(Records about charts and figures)
******************************
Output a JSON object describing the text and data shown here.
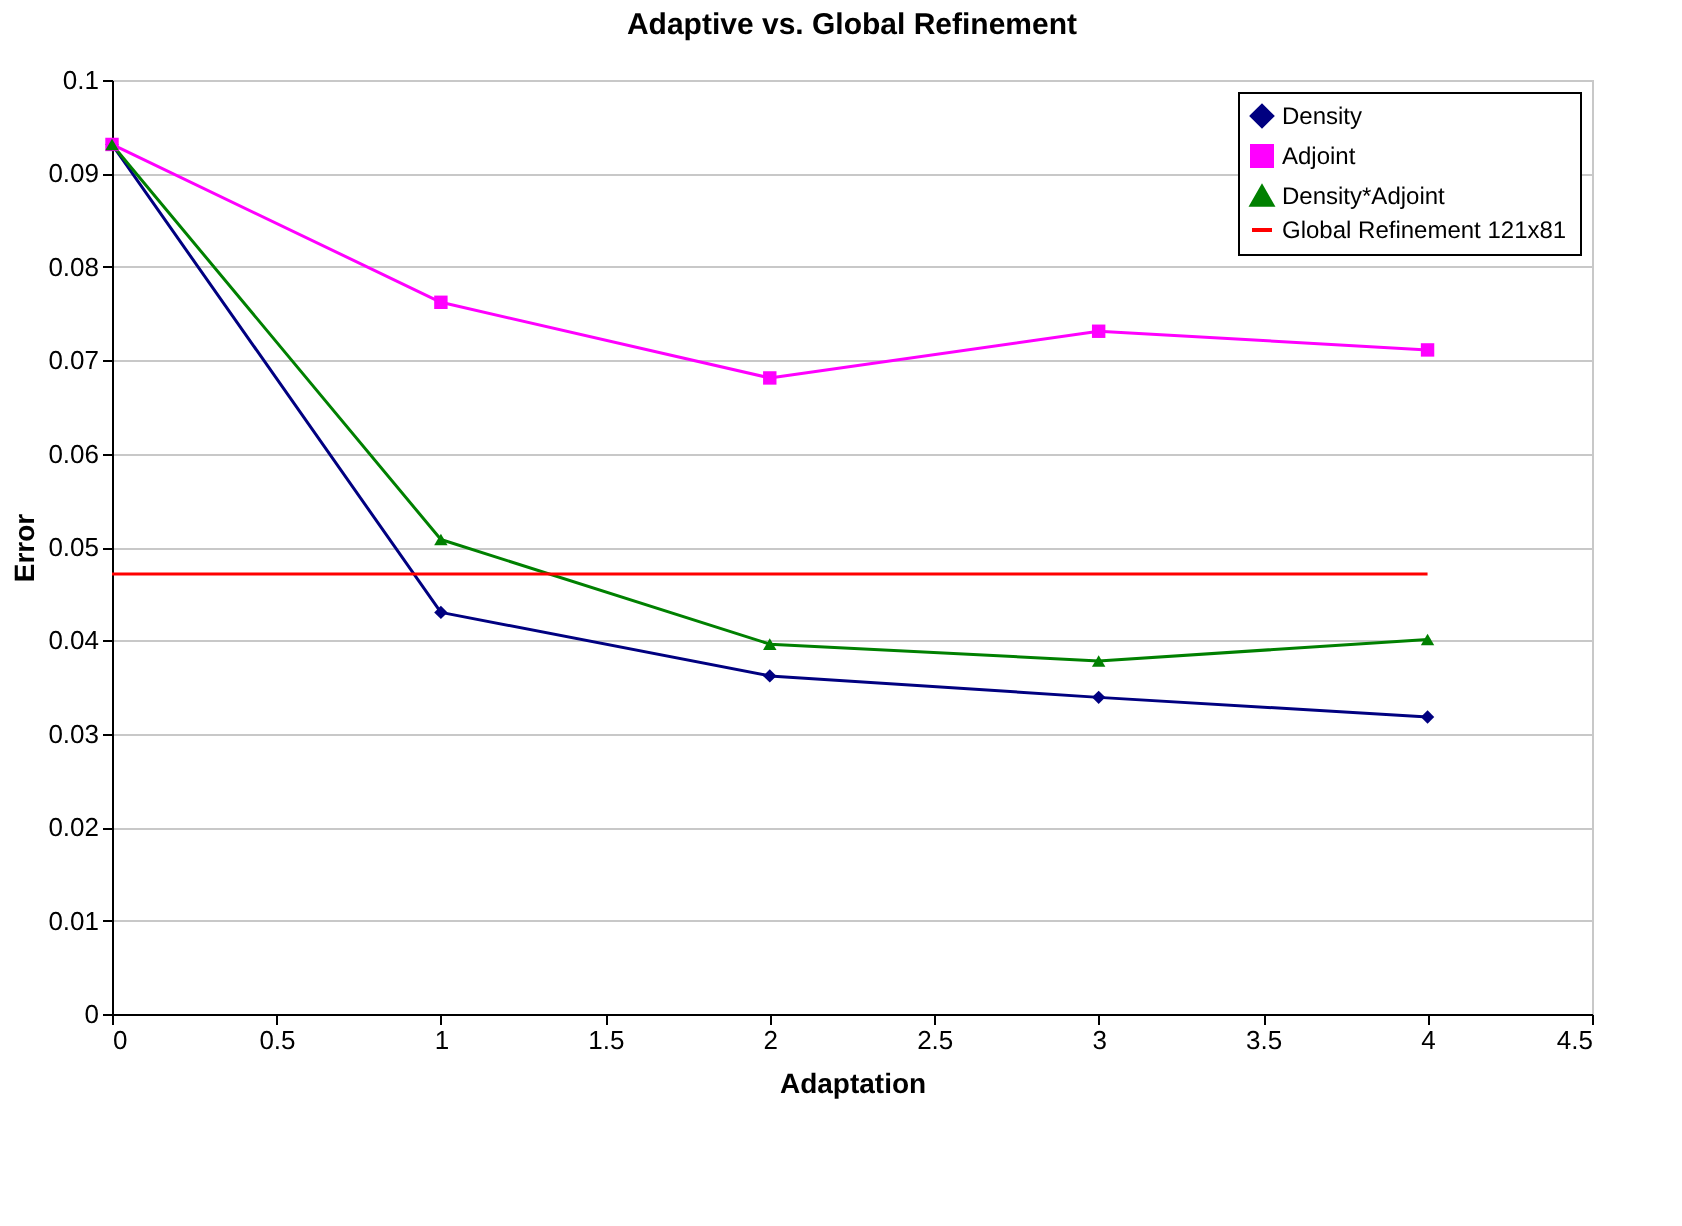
{
  "chart_data": {
    "type": "line",
    "title": "Adaptive vs. Global Refinement",
    "xlabel": "Adaptation",
    "ylabel": "Error",
    "x": [
      0,
      1,
      2,
      3,
      4
    ],
    "series": [
      {
        "name": "Density",
        "color": "#000080",
        "marker": "diamond",
        "values": [
          0.0931,
          0.043,
          0.0362,
          0.0339,
          0.0318
        ]
      },
      {
        "name": "Adjoint",
        "color": "#ff00ff",
        "marker": "square",
        "values": [
          0.0931,
          0.0762,
          0.0681,
          0.0731,
          0.0711
        ]
      },
      {
        "name": "Density*Adjoint",
        "color": "#008000",
        "marker": "triangle",
        "values": [
          0.0931,
          0.0508,
          0.0396,
          0.0378,
          0.0401
        ]
      },
      {
        "name": "Global Refinement 121x81",
        "color": "#ff0000",
        "marker": "none",
        "x": [
          0,
          4
        ],
        "values": [
          0.0471,
          0.0471
        ]
      }
    ],
    "xlim": [
      0,
      4.5
    ],
    "xticks": [
      0,
      0.5,
      1,
      1.5,
      2,
      2.5,
      3,
      3.5,
      4,
      4.5
    ],
    "ylim": [
      0,
      0.1
    ],
    "yticks": [
      0,
      0.01,
      0.02,
      0.03,
      0.04,
      0.05,
      0.06,
      0.07,
      0.08,
      0.09,
      0.1
    ],
    "grid": "y",
    "legend": "top right"
  }
}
******************************
_WRITTEN INSTRUCTION_
Every line of the data should be copied as it stands, without the images.

_RESULT FOR THIS TASK_
Output a JSON object describing the text and data shown here.
{
  "chart_data": {
    "type": "line",
    "title": "Adaptive vs. Global Refinement",
    "xlabel": "Adaptation",
    "ylabel": "Error",
    "x": [
      0,
      1,
      2,
      3,
      4
    ],
    "series": [
      {
        "name": "Density",
        "color": "#000080",
        "marker": "diamond",
        "values": [
          0.0931,
          0.043,
          0.0362,
          0.0339,
          0.0318
        ]
      },
      {
        "name": "Adjoint",
        "color": "#ff00ff",
        "marker": "square",
        "values": [
          0.0931,
          0.0762,
          0.0681,
          0.0731,
          0.0711
        ]
      },
      {
        "name": "Density*Adjoint",
        "color": "#008000",
        "marker": "triangle",
        "values": [
          0.0931,
          0.0508,
          0.0396,
          0.0378,
          0.0401
        ]
      },
      {
        "name": "Global Refinement 121x81",
        "color": "#ff0000",
        "marker": "none",
        "x": [
          0,
          4
        ],
        "values": [
          0.0471,
          0.0471
        ]
      }
    ],
    "xlim": [
      0,
      4.5
    ],
    "xticks": [
      0,
      0.5,
      1,
      1.5,
      2,
      2.5,
      3,
      3.5,
      4,
      4.5
    ],
    "ylim": [
      0,
      0.1
    ],
    "yticks": [
      0,
      0.01,
      0.02,
      0.03,
      0.04,
      0.05,
      0.06,
      0.07,
      0.08,
      0.09,
      0.1
    ],
    "grid": "y",
    "legend": "top right"
  }
}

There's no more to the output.